Start of Block

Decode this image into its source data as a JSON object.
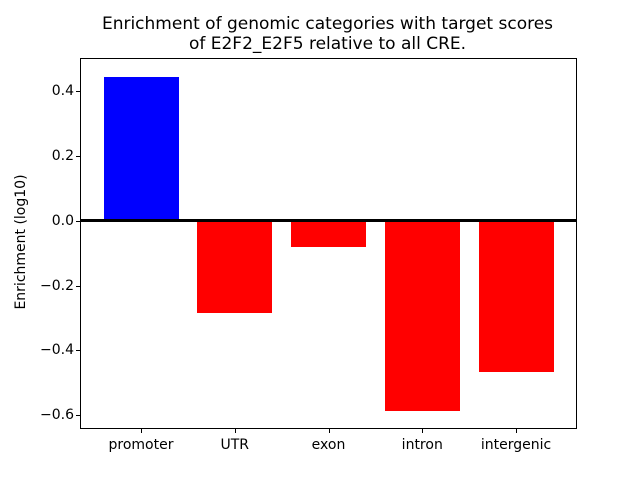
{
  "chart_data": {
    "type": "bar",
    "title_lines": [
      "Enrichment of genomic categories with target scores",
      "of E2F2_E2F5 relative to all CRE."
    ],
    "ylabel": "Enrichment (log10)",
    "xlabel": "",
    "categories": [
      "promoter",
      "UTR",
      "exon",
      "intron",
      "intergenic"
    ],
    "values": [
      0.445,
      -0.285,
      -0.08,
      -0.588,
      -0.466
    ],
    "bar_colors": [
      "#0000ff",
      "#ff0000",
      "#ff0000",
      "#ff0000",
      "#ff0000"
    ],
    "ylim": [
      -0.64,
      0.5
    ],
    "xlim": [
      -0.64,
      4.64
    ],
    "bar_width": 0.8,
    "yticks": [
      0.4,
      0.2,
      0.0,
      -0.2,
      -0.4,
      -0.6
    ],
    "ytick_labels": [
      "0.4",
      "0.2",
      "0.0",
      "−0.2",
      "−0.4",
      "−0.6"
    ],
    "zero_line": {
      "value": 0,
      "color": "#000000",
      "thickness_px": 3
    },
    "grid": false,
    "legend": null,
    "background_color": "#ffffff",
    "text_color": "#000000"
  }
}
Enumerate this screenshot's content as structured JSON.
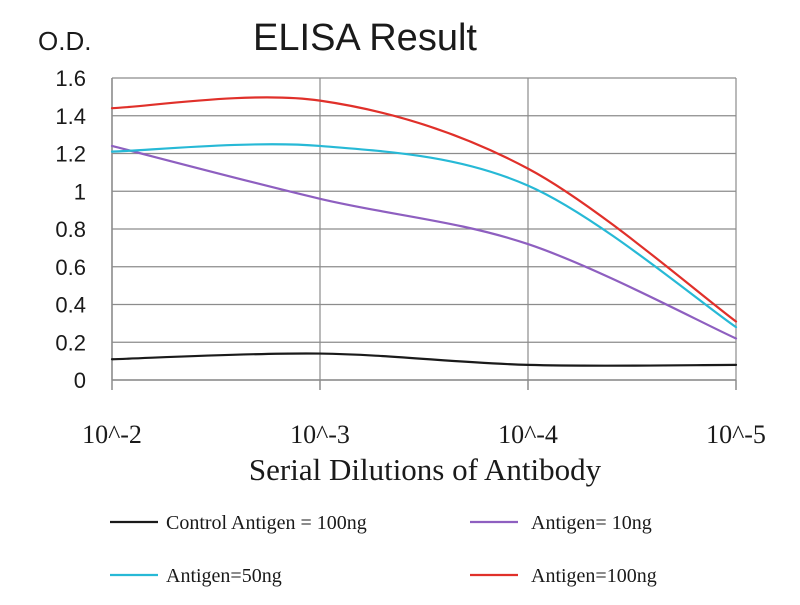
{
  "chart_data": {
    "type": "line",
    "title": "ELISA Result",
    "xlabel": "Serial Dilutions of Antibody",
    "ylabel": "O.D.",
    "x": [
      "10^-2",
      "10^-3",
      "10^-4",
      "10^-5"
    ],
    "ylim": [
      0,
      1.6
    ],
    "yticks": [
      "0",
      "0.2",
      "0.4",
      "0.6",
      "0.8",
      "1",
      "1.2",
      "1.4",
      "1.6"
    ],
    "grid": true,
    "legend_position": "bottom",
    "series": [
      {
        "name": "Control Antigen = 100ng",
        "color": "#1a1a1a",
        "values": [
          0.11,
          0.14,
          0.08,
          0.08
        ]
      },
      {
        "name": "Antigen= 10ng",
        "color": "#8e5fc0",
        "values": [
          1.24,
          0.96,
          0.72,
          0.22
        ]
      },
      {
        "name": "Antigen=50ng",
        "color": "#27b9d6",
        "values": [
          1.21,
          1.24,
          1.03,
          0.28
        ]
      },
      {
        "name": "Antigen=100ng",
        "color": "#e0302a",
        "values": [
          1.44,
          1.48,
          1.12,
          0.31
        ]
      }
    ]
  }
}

End of Block

* WHAT THE TASK ASKS:
With the images removed, reproduce all the material above word for word.

* OUTPUT FOR THIS TASK:
Decode this image into its source data as a JSON object.
{
  "chart_data": {
    "type": "bar",
    "title_lines": [
      "Enrichment of genomic categories with target scores",
      "of E2F2_E2F5 relative to all CRE."
    ],
    "ylabel": "Enrichment (log10)",
    "xlabel": "",
    "categories": [
      "promoter",
      "UTR",
      "exon",
      "intron",
      "intergenic"
    ],
    "values": [
      0.445,
      -0.285,
      -0.08,
      -0.588,
      -0.466
    ],
    "bar_colors": [
      "#0000ff",
      "#ff0000",
      "#ff0000",
      "#ff0000",
      "#ff0000"
    ],
    "ylim": [
      -0.64,
      0.5
    ],
    "xlim": [
      -0.64,
      4.64
    ],
    "bar_width": 0.8,
    "yticks": [
      0.4,
      0.2,
      0.0,
      -0.2,
      -0.4,
      -0.6
    ],
    "ytick_labels": [
      "0.4",
      "0.2",
      "0.0",
      "−0.2",
      "−0.4",
      "−0.6"
    ],
    "zero_line": {
      "value": 0,
      "color": "#000000",
      "thickness_px": 3
    },
    "grid": false,
    "legend": null,
    "background_color": "#ffffff",
    "text_color": "#000000"
  }
}
Enumerate this screenshot's content as structured JSON.
{
  "chart_data": {
    "type": "line",
    "title": "ELISA Result",
    "xlabel": "Serial Dilutions of Antibody",
    "ylabel": "O.D.",
    "x": [
      "10^-2",
      "10^-3",
      "10^-4",
      "10^-5"
    ],
    "ylim": [
      0,
      1.6
    ],
    "yticks": [
      "0",
      "0.2",
      "0.4",
      "0.6",
      "0.8",
      "1",
      "1.2",
      "1.4",
      "1.6"
    ],
    "grid": true,
    "legend_position": "bottom",
    "series": [
      {
        "name": "Control Antigen = 100ng",
        "color": "#1a1a1a",
        "values": [
          0.11,
          0.14,
          0.08,
          0.08
        ]
      },
      {
        "name": "Antigen= 10ng",
        "color": "#8e5fc0",
        "values": [
          1.24,
          0.96,
          0.72,
          0.22
        ]
      },
      {
        "name": "Antigen=50ng",
        "color": "#27b9d6",
        "values": [
          1.21,
          1.24,
          1.03,
          0.28
        ]
      },
      {
        "name": "Antigen=100ng",
        "color": "#e0302a",
        "values": [
          1.44,
          1.48,
          1.12,
          0.31
        ]
      }
    ]
  }
}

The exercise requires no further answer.